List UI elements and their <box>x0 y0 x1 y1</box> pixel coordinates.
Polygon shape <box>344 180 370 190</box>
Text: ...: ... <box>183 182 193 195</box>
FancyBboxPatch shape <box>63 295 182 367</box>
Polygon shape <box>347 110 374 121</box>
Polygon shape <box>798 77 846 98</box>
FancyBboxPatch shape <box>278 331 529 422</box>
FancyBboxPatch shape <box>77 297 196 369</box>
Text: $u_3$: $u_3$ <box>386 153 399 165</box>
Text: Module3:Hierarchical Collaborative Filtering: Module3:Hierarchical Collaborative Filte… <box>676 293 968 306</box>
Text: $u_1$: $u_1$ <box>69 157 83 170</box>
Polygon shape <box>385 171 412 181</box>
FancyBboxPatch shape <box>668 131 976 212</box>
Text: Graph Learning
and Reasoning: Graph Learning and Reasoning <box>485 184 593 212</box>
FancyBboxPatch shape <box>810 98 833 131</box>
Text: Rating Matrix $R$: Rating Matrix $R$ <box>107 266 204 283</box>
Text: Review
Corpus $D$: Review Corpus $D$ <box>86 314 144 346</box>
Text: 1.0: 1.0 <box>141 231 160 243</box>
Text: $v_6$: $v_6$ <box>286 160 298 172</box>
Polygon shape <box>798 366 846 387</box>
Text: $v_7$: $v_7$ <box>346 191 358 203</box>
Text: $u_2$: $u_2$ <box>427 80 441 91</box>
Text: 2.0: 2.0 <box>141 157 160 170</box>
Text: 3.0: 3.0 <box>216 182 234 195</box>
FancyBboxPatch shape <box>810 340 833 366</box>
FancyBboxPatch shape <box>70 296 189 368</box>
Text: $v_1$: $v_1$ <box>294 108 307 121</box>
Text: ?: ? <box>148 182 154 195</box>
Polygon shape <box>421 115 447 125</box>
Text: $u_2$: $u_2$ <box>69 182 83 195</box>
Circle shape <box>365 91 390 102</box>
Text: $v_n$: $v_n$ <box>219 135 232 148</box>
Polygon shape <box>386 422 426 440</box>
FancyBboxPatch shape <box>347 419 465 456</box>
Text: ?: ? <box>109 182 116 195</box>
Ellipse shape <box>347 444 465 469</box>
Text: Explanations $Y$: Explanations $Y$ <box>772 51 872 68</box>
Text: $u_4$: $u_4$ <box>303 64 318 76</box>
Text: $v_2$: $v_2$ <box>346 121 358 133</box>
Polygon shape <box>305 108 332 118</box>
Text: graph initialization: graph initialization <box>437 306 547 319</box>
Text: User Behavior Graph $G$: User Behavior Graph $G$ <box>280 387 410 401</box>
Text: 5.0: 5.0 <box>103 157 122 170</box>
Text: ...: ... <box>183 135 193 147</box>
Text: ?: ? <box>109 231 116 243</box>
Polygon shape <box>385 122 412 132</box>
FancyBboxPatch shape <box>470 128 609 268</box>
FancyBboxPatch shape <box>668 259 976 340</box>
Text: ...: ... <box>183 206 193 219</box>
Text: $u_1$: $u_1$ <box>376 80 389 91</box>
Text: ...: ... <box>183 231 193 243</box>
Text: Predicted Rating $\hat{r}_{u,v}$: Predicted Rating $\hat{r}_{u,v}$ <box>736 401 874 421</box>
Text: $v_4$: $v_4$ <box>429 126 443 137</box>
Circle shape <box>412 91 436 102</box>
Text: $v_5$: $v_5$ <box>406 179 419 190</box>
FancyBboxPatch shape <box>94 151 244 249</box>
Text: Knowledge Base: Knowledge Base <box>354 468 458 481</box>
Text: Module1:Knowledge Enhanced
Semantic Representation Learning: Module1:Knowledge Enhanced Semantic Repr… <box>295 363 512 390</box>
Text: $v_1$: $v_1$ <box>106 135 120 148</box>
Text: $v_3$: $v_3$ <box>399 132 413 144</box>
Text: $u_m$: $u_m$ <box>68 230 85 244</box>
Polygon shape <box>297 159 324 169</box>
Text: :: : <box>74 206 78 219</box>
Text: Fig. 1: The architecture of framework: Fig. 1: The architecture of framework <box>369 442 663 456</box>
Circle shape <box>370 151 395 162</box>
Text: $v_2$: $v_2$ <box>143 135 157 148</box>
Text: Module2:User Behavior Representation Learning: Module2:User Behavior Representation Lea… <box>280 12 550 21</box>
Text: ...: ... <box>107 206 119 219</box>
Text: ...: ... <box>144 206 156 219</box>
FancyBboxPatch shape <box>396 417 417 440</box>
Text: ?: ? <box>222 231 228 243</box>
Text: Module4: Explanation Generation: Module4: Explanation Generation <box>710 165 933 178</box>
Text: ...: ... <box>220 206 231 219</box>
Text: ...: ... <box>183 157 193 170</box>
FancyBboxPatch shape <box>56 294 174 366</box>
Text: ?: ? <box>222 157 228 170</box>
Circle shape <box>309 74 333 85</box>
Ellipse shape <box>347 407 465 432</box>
• • • • •
__EXERCISE PROMPT__:
Copy out every row above word for word, in the same order and with all the box numbers unchanged.

__TASK RESPONSE__:
List UI elements and their <box>x0 y0 x1 y1</box> pixel coordinates.
Polygon shape <box>344 180 370 190</box>
Text: ...: ... <box>183 182 193 195</box>
FancyBboxPatch shape <box>63 295 182 367</box>
Polygon shape <box>347 110 374 121</box>
Polygon shape <box>798 77 846 98</box>
FancyBboxPatch shape <box>278 331 529 422</box>
FancyBboxPatch shape <box>77 297 196 369</box>
Text: $u_3$: $u_3$ <box>386 153 399 165</box>
Text: Module3:Hierarchical Collaborative Filtering: Module3:Hierarchical Collaborative Filte… <box>676 293 968 306</box>
Text: $u_1$: $u_1$ <box>69 157 83 170</box>
Polygon shape <box>385 171 412 181</box>
FancyBboxPatch shape <box>668 131 976 212</box>
Text: Graph Learning
and Reasoning: Graph Learning and Reasoning <box>485 184 593 212</box>
FancyBboxPatch shape <box>810 98 833 131</box>
Text: Rating Matrix $R$: Rating Matrix $R$ <box>107 266 204 283</box>
Text: Review
Corpus $D$: Review Corpus $D$ <box>86 314 144 346</box>
Text: 1.0: 1.0 <box>141 231 160 243</box>
Text: $v_6$: $v_6$ <box>286 160 298 172</box>
Polygon shape <box>798 366 846 387</box>
Text: $v_7$: $v_7$ <box>346 191 358 203</box>
Text: $u_2$: $u_2$ <box>427 80 441 91</box>
Text: 2.0: 2.0 <box>141 157 160 170</box>
Text: 3.0: 3.0 <box>216 182 234 195</box>
FancyBboxPatch shape <box>810 340 833 366</box>
FancyBboxPatch shape <box>70 296 189 368</box>
Text: $v_1$: $v_1$ <box>294 108 307 121</box>
Text: ?: ? <box>148 182 154 195</box>
Polygon shape <box>421 115 447 125</box>
Text: $u_2$: $u_2$ <box>69 182 83 195</box>
Circle shape <box>365 91 390 102</box>
Text: $v_n$: $v_n$ <box>219 135 232 148</box>
Polygon shape <box>386 422 426 440</box>
FancyBboxPatch shape <box>347 419 465 456</box>
Text: ?: ? <box>109 182 116 195</box>
Ellipse shape <box>347 444 465 469</box>
Text: Explanations $Y$: Explanations $Y$ <box>772 51 872 68</box>
Text: $u_4$: $u_4$ <box>303 64 318 76</box>
Text: $v_2$: $v_2$ <box>346 121 358 133</box>
Polygon shape <box>305 108 332 118</box>
Text: graph initialization: graph initialization <box>437 306 547 319</box>
Text: User Behavior Graph $G$: User Behavior Graph $G$ <box>280 387 410 401</box>
Text: 5.0: 5.0 <box>103 157 122 170</box>
Text: ...: ... <box>183 135 193 147</box>
Text: ?: ? <box>109 231 116 243</box>
Polygon shape <box>385 122 412 132</box>
FancyBboxPatch shape <box>470 128 609 268</box>
FancyBboxPatch shape <box>668 259 976 340</box>
Text: ...: ... <box>183 206 193 219</box>
Text: $u_1$: $u_1$ <box>376 80 389 91</box>
Text: ...: ... <box>183 231 193 243</box>
Text: Predicted Rating $\hat{r}_{u,v}$: Predicted Rating $\hat{r}_{u,v}$ <box>736 401 874 421</box>
Text: $v_4$: $v_4$ <box>429 126 443 137</box>
Circle shape <box>412 91 436 102</box>
Text: $v_5$: $v_5$ <box>406 179 419 190</box>
FancyBboxPatch shape <box>94 151 244 249</box>
Text: Knowledge Base: Knowledge Base <box>354 468 458 481</box>
Text: Module1:Knowledge Enhanced
Semantic Representation Learning: Module1:Knowledge Enhanced Semantic Repr… <box>295 363 512 390</box>
Text: $v_1$: $v_1$ <box>106 135 120 148</box>
Text: $v_3$: $v_3$ <box>399 132 413 144</box>
Text: $u_m$: $u_m$ <box>68 230 85 244</box>
Polygon shape <box>297 159 324 169</box>
Text: :: : <box>74 206 78 219</box>
Text: Fig. 1: The architecture of framework: Fig. 1: The architecture of framework <box>369 442 663 456</box>
Circle shape <box>370 151 395 162</box>
Text: $v_2$: $v_2$ <box>143 135 157 148</box>
Text: Module2:User Behavior Representation Learning: Module2:User Behavior Representation Lea… <box>280 12 550 21</box>
Text: ...: ... <box>107 206 119 219</box>
Text: ...: ... <box>144 206 156 219</box>
FancyBboxPatch shape <box>396 417 417 440</box>
Text: ?: ? <box>222 231 228 243</box>
Text: Module4: Explanation Generation: Module4: Explanation Generation <box>710 165 933 178</box>
Text: ...: ... <box>220 206 231 219</box>
Text: ...: ... <box>183 157 193 170</box>
FancyBboxPatch shape <box>56 294 174 366</box>
Text: ?: ? <box>222 157 228 170</box>
Circle shape <box>309 74 333 85</box>
Ellipse shape <box>347 407 465 432</box>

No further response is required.